Data for this exercise

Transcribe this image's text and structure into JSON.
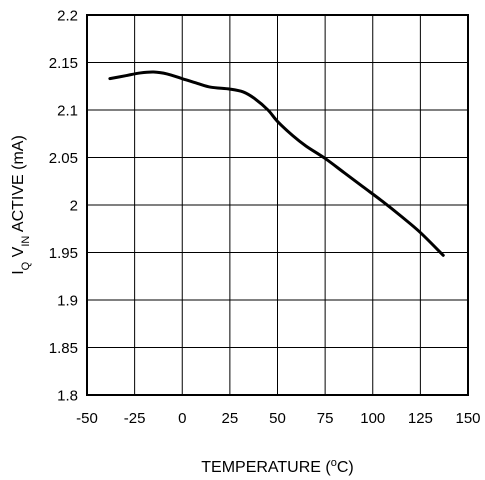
{
  "chart_data": {
    "type": "line",
    "xlabel": {
      "text": "TEMPERATURE (",
      "sup": "o",
      "after": "C)"
    },
    "ylabel": {
      "main1": "I",
      "sub1": "Q",
      "main2": " V",
      "sub2": "IN",
      "main3": " ACTIVE (mA)"
    },
    "xlim": [
      -50,
      150
    ],
    "ylim": [
      1.8,
      2.2
    ],
    "x_ticks": [
      -50,
      -25,
      0,
      25,
      50,
      75,
      100,
      125,
      150
    ],
    "x_tick_labels": [
      "-50",
      "-25",
      "0",
      "25",
      "50",
      "75",
      "100",
      "125",
      "150"
    ],
    "y_ticks": [
      1.8,
      1.85,
      1.9,
      1.95,
      2.0,
      2.05,
      2.1,
      2.15,
      2.2
    ],
    "y_tick_labels": [
      "1.8",
      "1.85",
      "1.9",
      "1.95",
      "2",
      "2.05",
      "2.1",
      "2.15",
      "2.2"
    ],
    "grid": true,
    "series": [
      {
        "x": [
          -38,
          -30,
          -22,
          -15,
          -8,
          0,
          8,
          15,
          25,
          32,
          38,
          45,
          50,
          58,
          65,
          75,
          85,
          95,
          105,
          115,
          125,
          137
        ],
        "y": [
          2.133,
          2.136,
          2.139,
          2.14,
          2.138,
          2.133,
          2.128,
          2.124,
          2.122,
          2.119,
          2.112,
          2.1,
          2.088,
          2.073,
          2.062,
          2.049,
          2.034,
          2.019,
          2.004,
          1.988,
          1.971,
          1.947
        ]
      }
    ]
  }
}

Goal
Reproduce all the entries that precede this task, word for word, minus any pictures.

Exercise output
Transcribe this image's text and structure into JSON.
{
  "chart_data": {
    "type": "line",
    "xlabel": {
      "text": "TEMPERATURE (",
      "sup": "o",
      "after": "C)"
    },
    "ylabel": {
      "main1": "I",
      "sub1": "Q",
      "main2": " V",
      "sub2": "IN",
      "main3": " ACTIVE (mA)"
    },
    "xlim": [
      -50,
      150
    ],
    "ylim": [
      1.8,
      2.2
    ],
    "x_ticks": [
      -50,
      -25,
      0,
      25,
      50,
      75,
      100,
      125,
      150
    ],
    "x_tick_labels": [
      "-50",
      "-25",
      "0",
      "25",
      "50",
      "75",
      "100",
      "125",
      "150"
    ],
    "y_ticks": [
      1.8,
      1.85,
      1.9,
      1.95,
      2.0,
      2.05,
      2.1,
      2.15,
      2.2
    ],
    "y_tick_labels": [
      "1.8",
      "1.85",
      "1.9",
      "1.95",
      "2",
      "2.05",
      "2.1",
      "2.15",
      "2.2"
    ],
    "grid": true,
    "series": [
      {
        "x": [
          -38,
          -30,
          -22,
          -15,
          -8,
          0,
          8,
          15,
          25,
          32,
          38,
          45,
          50,
          58,
          65,
          75,
          85,
          95,
          105,
          115,
          125,
          137
        ],
        "y": [
          2.133,
          2.136,
          2.139,
          2.14,
          2.138,
          2.133,
          2.128,
          2.124,
          2.122,
          2.119,
          2.112,
          2.1,
          2.088,
          2.073,
          2.062,
          2.049,
          2.034,
          2.019,
          2.004,
          1.988,
          1.971,
          1.947
        ]
      }
    ]
  }
}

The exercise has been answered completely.